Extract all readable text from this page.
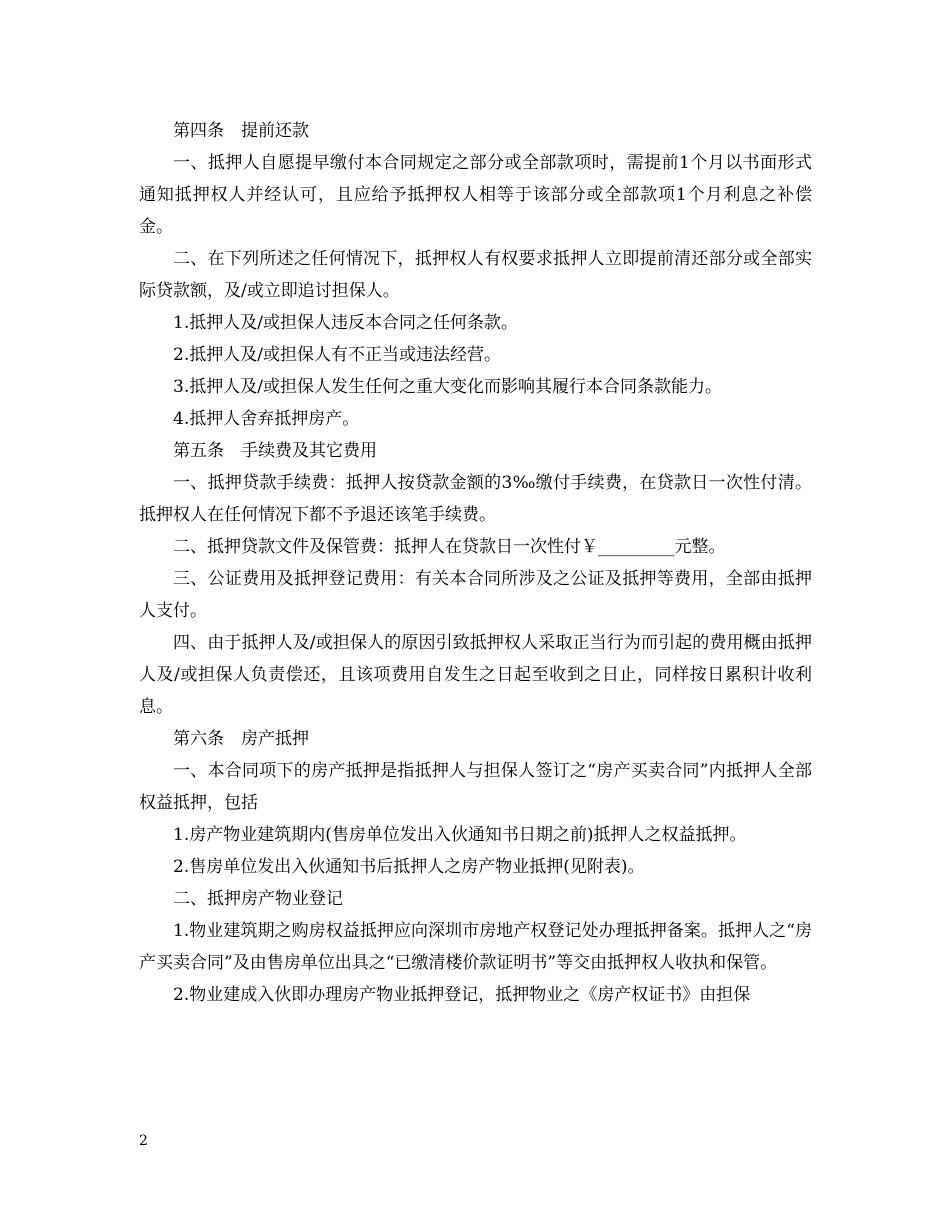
第四条　提前还款

一、抵押人自愿提早缴付本合同规定之部分或全部款项时，需提前1个月以书面形式通知抵押权人并经认可，且应给予抵押权人相等于该部分或全部款项1个月利息之补偿金。

二、在下列所述之任何情况下，抵押权人有权要求抵押人立即提前清还部分或全部实际贷款额，及/或立即追讨担保人。

1.抵押人及/或担保人违反本合同之任何条款。

2.抵押人及/或担保人有不正当或违法经营。

3.抵押人及/或担保人发生任何之重大变化而影响其履行本合同条款能力。

4.抵押人舍弃抵押房产。

第五条　手续费及其它费用

一、抵押贷款手续费：抵押人按贷款金额的3‰缴付手续费，在贷款日一次性付清。抵押权人在任何情况下都不予退还该笔手续费。

二、抵押贷款文件及保管费：抵押人在贷款日一次性付￥_________元整。

三、公证费用及抵押登记费用：有关本合同所涉及之公证及抵押等费用，全部由抵押人支付。

四、由于抵押人及/或担保人的原因引致抵押权人采取正当行为而引起的费用概由抵押人及/或担保人负责偿还，且该项费用自发生之日起至收到之日止，同样按日累积计收利息。

第六条　房产抵押

一、本合同项下的房产抵押是指抵押人与担保人签订之“房产买卖合同”内抵押人全部权益抵押，包括

1.房产物业建筑期内(售房单位发出入伙通知书日期之前)抵押人之权益抵押。

2.售房单位发出入伙通知书后抵押人之房产物业抵押(见附表)。

二、抵押房产物业登记

1.物业建筑期之购房权益抵押应向深圳市房地产权登记处办理抵押备案。抵押人之“房产买卖合同”及由售房单位出具之“已缴清楼价款证明书”等交由抵押权人收执和保管。

2.物业建成入伙即办理房产物业抵押登记，抵押物业之《房产权证书》由担保

2
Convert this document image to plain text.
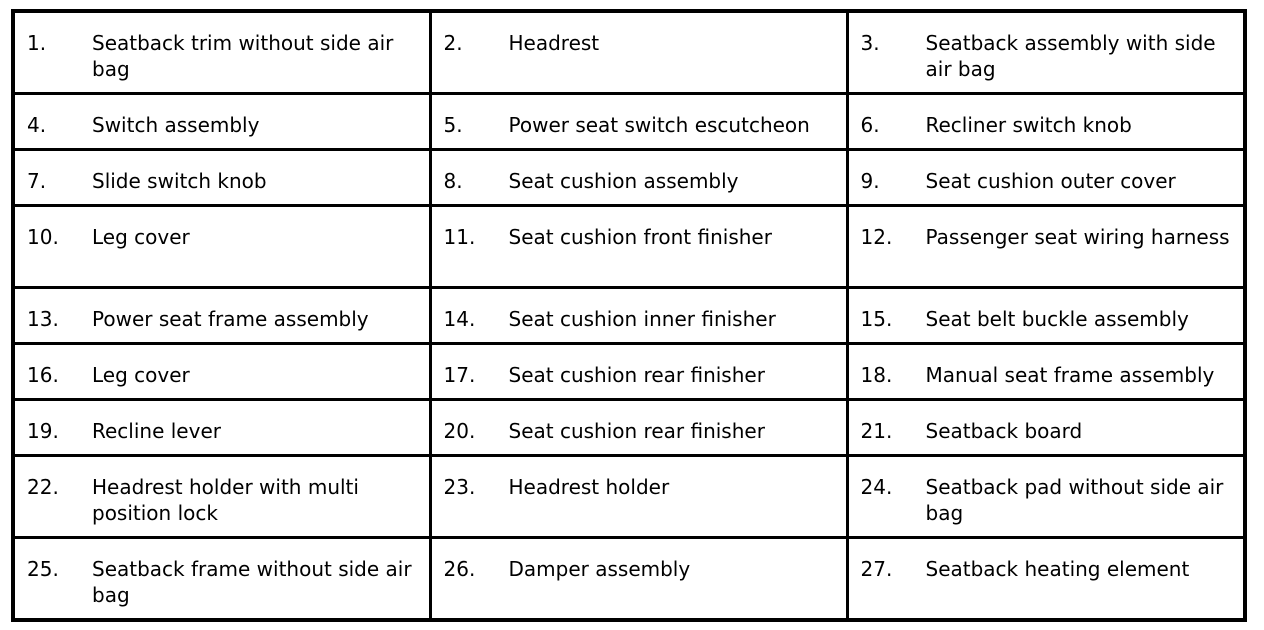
1. Seatback trim without side air bag	2. Headrest	3. Seatback assembly with side air bag

4. Switch assembly	5. Power seat switch escutcheon	6. Recliner switch knob

7. Slide switch knob	8. Seat cushion assembly	9. Seat cushion outer cover

10. Leg cover	11. Seat cushion front finisher	12. Passenger seat wiring harness

13. Power seat frame assembly	14. Seat cushion inner finisher	15. Seat belt buckle assembly

16. Leg cover	17. Seat cushion rear finisher	18. Manual seat frame assembly

19. Recline lever	20. Seat cushion rear finisher	21. Seatback board

22. Headrest holder with multi position lock	23. Headrest holder	24. Seatback pad without side air bag

25. Seatback frame without side air bag	26. Damper assembly	27. Seatback heating element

[TASK STATEMENT]: Say only how many lines in the records carry the word "finisher".

[SOLUTION TO THIS PROBLEM]: 4